**REQUIRED ACTIONS:**
**a.** In the memorandum opinion on Dueces Octavio's appeal, what does the court decide to do with his convictions?
**b.** Carry on the memorandum opinion in the Octavio drug case, starting after its last sentence.

**EXCERPTED TEXT:**

NO. 22757

IN THE SUPREME COURT OF THE STATE OF HAWAI`I





STATE OF HAWAI`I,                        )                      CR. NO. 97-1317
Plaintiff-Appellee,                              )
                                                            )                      FIRST CIRCUIT COURT
                                                            )
vs.                                                       )
                                                            )
DUECES OCTAVIO,                          )
Defendant-Appellant.                          )
_______________________________

MEMORANDUM OPINION

Defendant-appellant Dueces Octavio (Octavio) appeals his convictions of promoting a dangerous drug in the third degree, in violation of Hawai`i Revised Statutes (HRS) § 712-1243 (1993), (1) and unlawful use of drug paraphernalia, in violation of HRS § 329-43.5(a) (1993). (2) Octavio contends that the circuit court reversibly erred in: (1) convicting him in the absence of sufficient evidence, and (2) failing to sustain his objection to an allegedly improper comment made by plaintiff-appellee State of Hawai`i (the prosecution), which he maintains constituted prosecutorial misconduct. Because we hold that the comment amounted to prejudicial prosecutorial misconduct, we vacate Octavio's convictions and remand for a new trial.

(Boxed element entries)
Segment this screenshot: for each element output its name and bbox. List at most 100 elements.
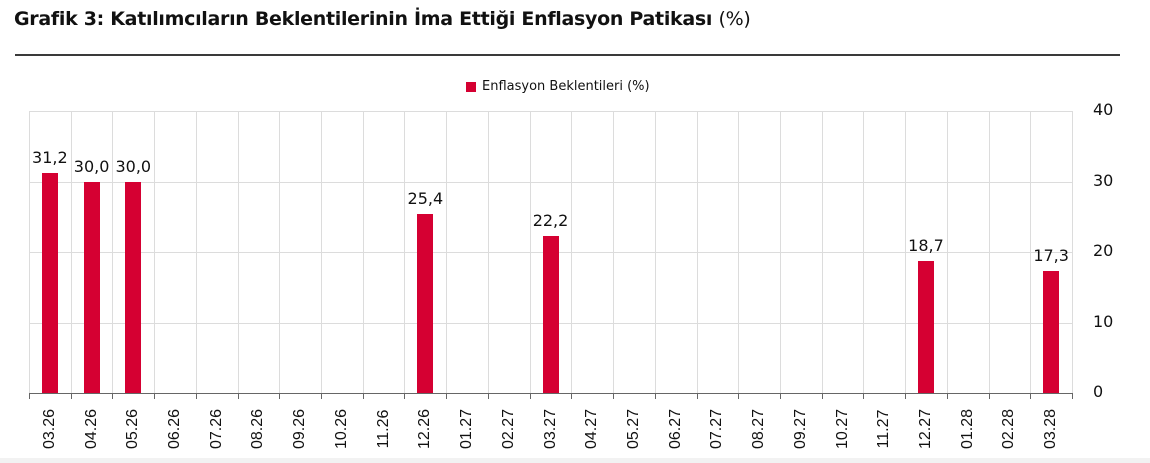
x-tick: [154, 393, 155, 399]
v-gridline: [238, 111, 239, 393]
bar-value-label: 30,0: [73, 156, 110, 176]
y-tick-label: 30: [1093, 170, 1114, 190]
v-gridline: [154, 111, 155, 393]
x-tick-label: 10.27: [833, 408, 851, 450]
x-tick-label: 05.27: [624, 408, 642, 450]
v-gridline: [905, 111, 906, 393]
x-tick-label: 06.27: [666, 408, 684, 450]
bar: [41, 173, 58, 393]
x-tick-label: 08.26: [249, 408, 267, 450]
title-separator: [15, 54, 1120, 56]
x-tick-label: 03.27: [541, 408, 559, 450]
bar: [125, 181, 142, 393]
legend-label: Enflasyon Beklentileri (%): [482, 79, 650, 94]
x-tick-label: 03.28: [1042, 408, 1060, 450]
chart-title-unit: (%): [718, 8, 751, 30]
bar: [542, 236, 559, 393]
x-tick-label: 10.26: [332, 408, 350, 450]
x-tick-label: 06.26: [166, 408, 184, 450]
x-axis-line: [29, 393, 1072, 394]
x-tick: [989, 393, 990, 399]
v-gridline: [822, 111, 823, 393]
bar-value-label: 17,3: [1033, 246, 1069, 266]
v-gridline: [530, 111, 531, 393]
x-tick: [238, 393, 239, 399]
x-tick: [1072, 393, 1073, 399]
h-gridline: [29, 111, 1072, 112]
x-tick: [863, 393, 864, 399]
v-gridline: [947, 111, 948, 393]
v-gridline: [613, 111, 614, 393]
x-tick-label: 04.27: [583, 408, 601, 450]
x-tick-label: 09.26: [291, 408, 309, 450]
bar-value-label: 30,0: [115, 156, 152, 176]
x-tick: [363, 393, 364, 399]
y-tick-label: 0: [1093, 382, 1104, 401]
x-tick-label: 11.26: [374, 409, 392, 449]
v-gridline: [321, 111, 322, 393]
bar-value-label: 25,4: [407, 188, 444, 208]
bar: [1043, 271, 1060, 393]
v-gridline: [71, 111, 72, 393]
x-tick: [530, 393, 531, 399]
chart-title: Grafik 3: Katılımcıların Beklentilerinin…: [14, 8, 751, 30]
x-tick: [613, 393, 614, 399]
x-tick-label: 11.27: [875, 409, 893, 449]
bar-value-label: 31,2: [32, 148, 68, 168]
x-tick: [446, 393, 447, 399]
x-tick-label: 01.27: [458, 408, 476, 450]
v-gridline: [738, 111, 739, 393]
x-tick: [822, 393, 823, 399]
bar: [417, 213, 434, 393]
x-tick-label: 07.27: [708, 408, 726, 450]
v-gridline: [780, 111, 781, 393]
v-gridline: [571, 111, 572, 393]
v-gridline: [1030, 111, 1031, 393]
x-tick-label: 09.27: [791, 408, 809, 450]
x-tick: [697, 393, 698, 399]
x-tick: [947, 393, 948, 399]
y-tick-label: 10: [1093, 311, 1114, 331]
bar: [83, 181, 100, 393]
v-gridline: [196, 111, 197, 393]
x-tick: [321, 393, 322, 399]
x-tick-label: 05.26: [124, 408, 142, 450]
x-tick: [404, 393, 405, 399]
x-tick-label: 02.28: [1000, 408, 1018, 450]
chart-title-text: Grafik 3: Katılımcıların Beklentilerinin…: [14, 8, 713, 30]
bottom-strip: [0, 458, 1150, 463]
v-gridline: [29, 111, 30, 393]
x-tick-label: 03.26: [40, 408, 58, 450]
v-gridline: [404, 111, 405, 393]
x-tick: [279, 393, 280, 399]
h-gridline: [29, 181, 1072, 183]
x-tick: [1030, 393, 1031, 399]
x-tick-label: 08.27: [750, 408, 768, 450]
legend-swatch-icon: [466, 81, 476, 92]
bar-value-label: 22,2: [532, 211, 569, 231]
x-tick-label: 01.28: [958, 408, 976, 450]
bar-value-label: 18,7: [908, 236, 944, 256]
v-gridline: [697, 111, 698, 393]
y-tick-label: 40: [1093, 100, 1114, 119]
x-tick: [655, 393, 656, 399]
x-tick-label: 04.26: [82, 408, 100, 450]
v-gridline: [279, 111, 280, 393]
v-gridline: [446, 111, 447, 393]
x-tick-label: 12.27: [916, 408, 934, 450]
v-gridline: [112, 111, 113, 393]
chart-legend: Enflasyon Beklentileri (%): [466, 79, 650, 94]
v-gridline: [363, 111, 364, 393]
x-tick: [780, 393, 781, 399]
x-tick: [488, 393, 489, 399]
v-gridline: [1072, 111, 1073, 393]
x-tick: [71, 393, 72, 399]
bar: [917, 261, 934, 393]
v-gridline: [863, 111, 864, 393]
x-tick-label: 07.26: [207, 408, 225, 450]
x-tick-label: 02.27: [499, 408, 517, 450]
x-tick: [29, 393, 30, 399]
y-tick-label: 20: [1093, 241, 1114, 260]
v-gridline: [488, 111, 489, 393]
x-tick-label: 12.26: [416, 408, 434, 450]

**ANSWERS FOR THE EXERCISE:**
**a.** It vacates his convictions and remands the case for a new trial.

**b.**
I. BACKGROUND

On June 5, 1997, the prosecution charged Octavio via complaint with one count of harassment, in violation of HRS § 711-1106(a) (1993), one count of promoting a dangerous drug, see supra note 1, and one count of unlawful use of drug paraphernalia, see supra note 2. On September 14, 1997, a jury found Octavio guilty of the harassment charge but could not reach a verdict on the promotion of a dangerous drug and the drug paraphernalia charges. Accordingly, the circuit court declared a mistrial as to the two drug charges. This appeal stems from the prosecution's retrial of Octavio on these drug charges.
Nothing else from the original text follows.